• _Exercise objective_
Make an exact copy of all the material below, apart from the pictures.

• _The data_
** begin **
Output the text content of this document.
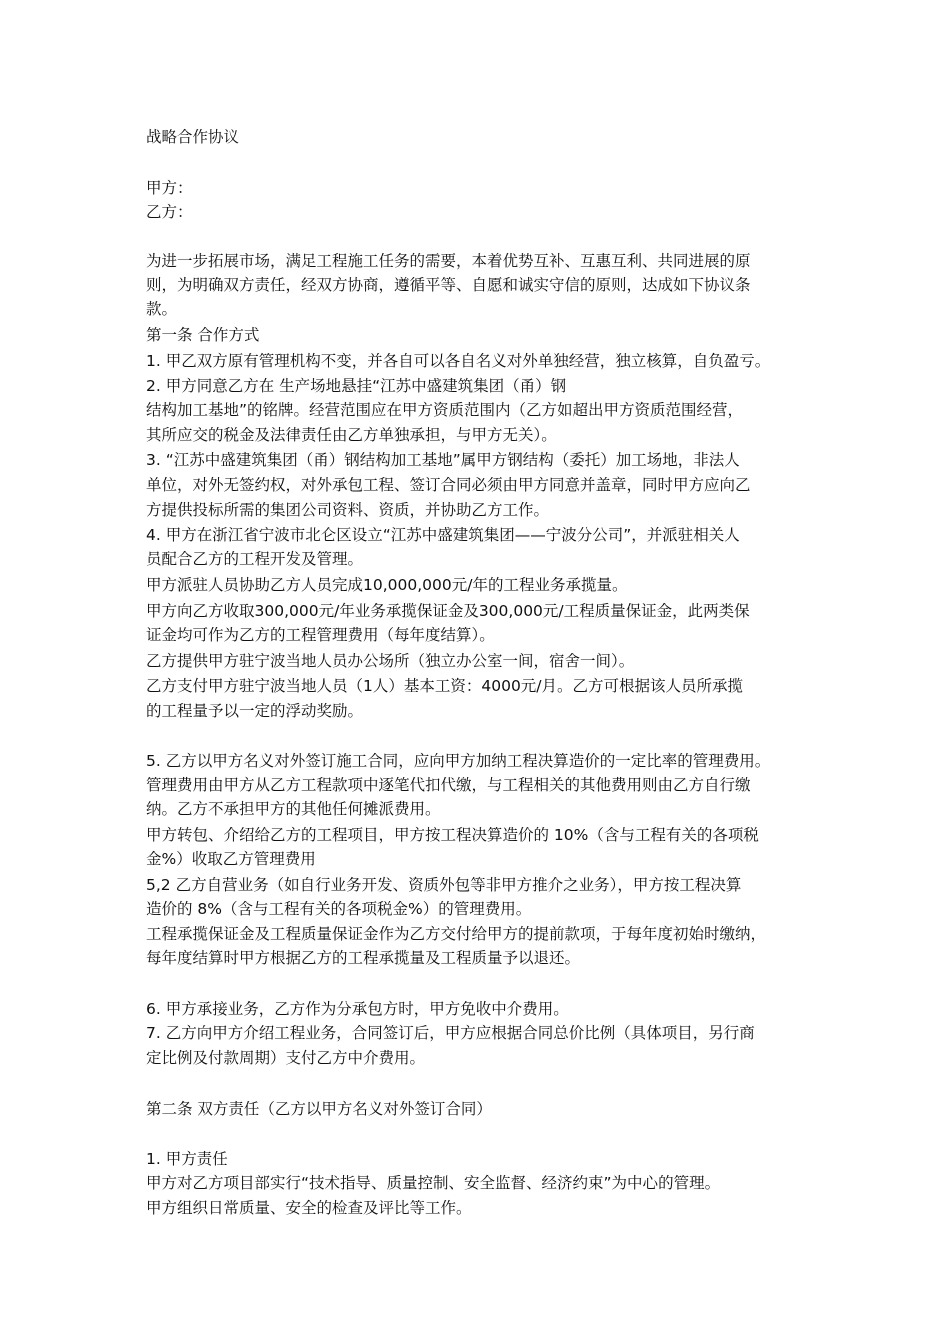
战略合作协议
甲方：
乙方：
为进一步拓展市场，满足工程施工任务的需要，本着优势互补、互惠互利、共同进展的原
则，为明确双方责任，经双方协商，遵循平等、自愿和诚实守信的原则，达成如下协议条
款。
第一条 合作方式
1. 甲乙双方原有管理机构不变，并各自可以各自名义对外单独经营，独立核算，自负盈亏。
2. 甲方同意乙方在 生产场地悬挂“江苏中盛建筑集团（甬）钢
结构加工基地”的铭牌。经营范围应在甲方资质范围内（乙方如超出甲方资质范围经营，
其所应交的税金及法律责任由乙方单独承担，与甲方无关）。
3. “江苏中盛建筑集团（甬）钢结构加工基地”属甲方钢结构（委托）加工场地，非法人
单位，对外无签约权，对外承包工程、签订合同必须由甲方同意并盖章，同时甲方应向乙
方提供投标所需的集团公司资料、资质，并协助乙方工作。
4. 甲方在浙江省宁波市北仑区设立“江苏中盛建筑集团——宁波分公司”，并派驻相关人
员配合乙方的工程开发及管理。
甲方派驻人员协助乙方人员完成10,000,000元/年的工程业务承揽量。
甲方向乙方收取300,000元/年业务承揽保证金及300,000元/工程质量保证金，此两类保
证金均可作为乙方的工程管理费用（每年度结算）。
乙方提供甲方驻宁波当地人员办公场所（独立办公室一间，宿舍一间）。
乙方支付甲方驻宁波当地人员（1人）基本工资：4000元/月。乙方可根据该人员所承揽
的工程量予以一定的浮动奖励。
5. 乙方以甲方名义对外签订施工合同，应向甲方加纳工程决算造价的一定比率的管理费用。
管理费用由甲方从乙方工程款项中逐笔代扣代缴，与工程相关的其他费用则由乙方自行缴
纳。乙方不承担甲方的其他任何摊派费用。
甲方转包、介绍给乙方的工程项目，甲方按工程决算造价的 10%（含与工程有关的各项税
金%）收取乙方管理费用
5,2 乙方自营业务（如自行业务开发、资质外包等非甲方推介之业务），甲方按工程决算
造价的 8%（含与工程有关的各项税金%）的管理费用。
工程承揽保证金及工程质量保证金作为乙方交付给甲方的提前款项，于每年度初始时缴纳，
每年度结算时甲方根据乙方的工程承揽量及工程质量予以退还。
6. 甲方承接业务，乙方作为分承包方时，甲方免收中介费用。
7. 乙方向甲方介绍工程业务，合同签订后，甲方应根据合同总价比例（具体项目，另行商
定比例及付款周期）支付乙方中介费用。
第二条 双方责任（乙方以甲方名义对外签订合同）
1. 甲方责任
甲方对乙方项目部实行“技术指导、质量控制、安全监督、经济约束”为中心的管理。
甲方组织日常质量、安全的检查及评比等工作。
** end **
• _Completed task_
Output the text content of this document.
战略合作协议
甲方：
乙方：
为进一步拓展市场，满足工程施工任务的需要，本着优势互补、互惠互利、共同进展的原
则，为明确双方责任，经双方协商，遵循平等、自愿和诚实守信的原则，达成如下协议条
款。
第一条 合作方式
1. 甲乙双方原有管理机构不变，并各自可以各自名义对外单独经营，独立核算，自负盈亏。
2. 甲方同意乙方在 生产场地悬挂“江苏中盛建筑集团（甬）钢
结构加工基地”的铭牌。经营范围应在甲方资质范围内（乙方如超出甲方资质范围经营，
其所应交的税金及法律责任由乙方单独承担，与甲方无关）。
3. “江苏中盛建筑集团（甬）钢结构加工基地”属甲方钢结构（委托）加工场地，非法人
单位，对外无签约权，对外承包工程、签订合同必须由甲方同意并盖章，同时甲方应向乙
方提供投标所需的集团公司资料、资质，并协助乙方工作。
4. 甲方在浙江省宁波市北仑区设立“江苏中盛建筑集团——宁波分公司”，并派驻相关人
员配合乙方的工程开发及管理。
甲方派驻人员协助乙方人员完成10,000,000元/年的工程业务承揽量。
甲方向乙方收取300,000元/年业务承揽保证金及300,000元/工程质量保证金，此两类保
证金均可作为乙方的工程管理费用（每年度结算）。
乙方提供甲方驻宁波当地人员办公场所（独立办公室一间，宿舍一间）。
乙方支付甲方驻宁波当地人员（1人）基本工资：4000元/月。乙方可根据该人员所承揽
的工程量予以一定的浮动奖励。
5. 乙方以甲方名义对外签订施工合同，应向甲方加纳工程决算造价的一定比率的管理费用。
管理费用由甲方从乙方工程款项中逐笔代扣代缴，与工程相关的其他费用则由乙方自行缴
纳。乙方不承担甲方的其他任何摊派费用。
甲方转包、介绍给乙方的工程项目，甲方按工程决算造价的 10%（含与工程有关的各项税
金%）收取乙方管理费用
5,2 乙方自营业务（如自行业务开发、资质外包等非甲方推介之业务），甲方按工程决算
造价的 8%（含与工程有关的各项税金%）的管理费用。
工程承揽保证金及工程质量保证金作为乙方交付给甲方的提前款项，于每年度初始时缴纳，
每年度结算时甲方根据乙方的工程承揽量及工程质量予以退还。
6. 甲方承接业务，乙方作为分承包方时，甲方免收中介费用。
7. 乙方向甲方介绍工程业务，合同签订后，甲方应根据合同总价比例（具体项目，另行商
定比例及付款周期）支付乙方中介费用。
第二条 双方责任（乙方以甲方名义对外签订合同）
1. 甲方责任
甲方对乙方项目部实行“技术指导、质量控制、安全监督、经济约束”为中心的管理。
甲方组织日常质量、安全的检查及评比等工作。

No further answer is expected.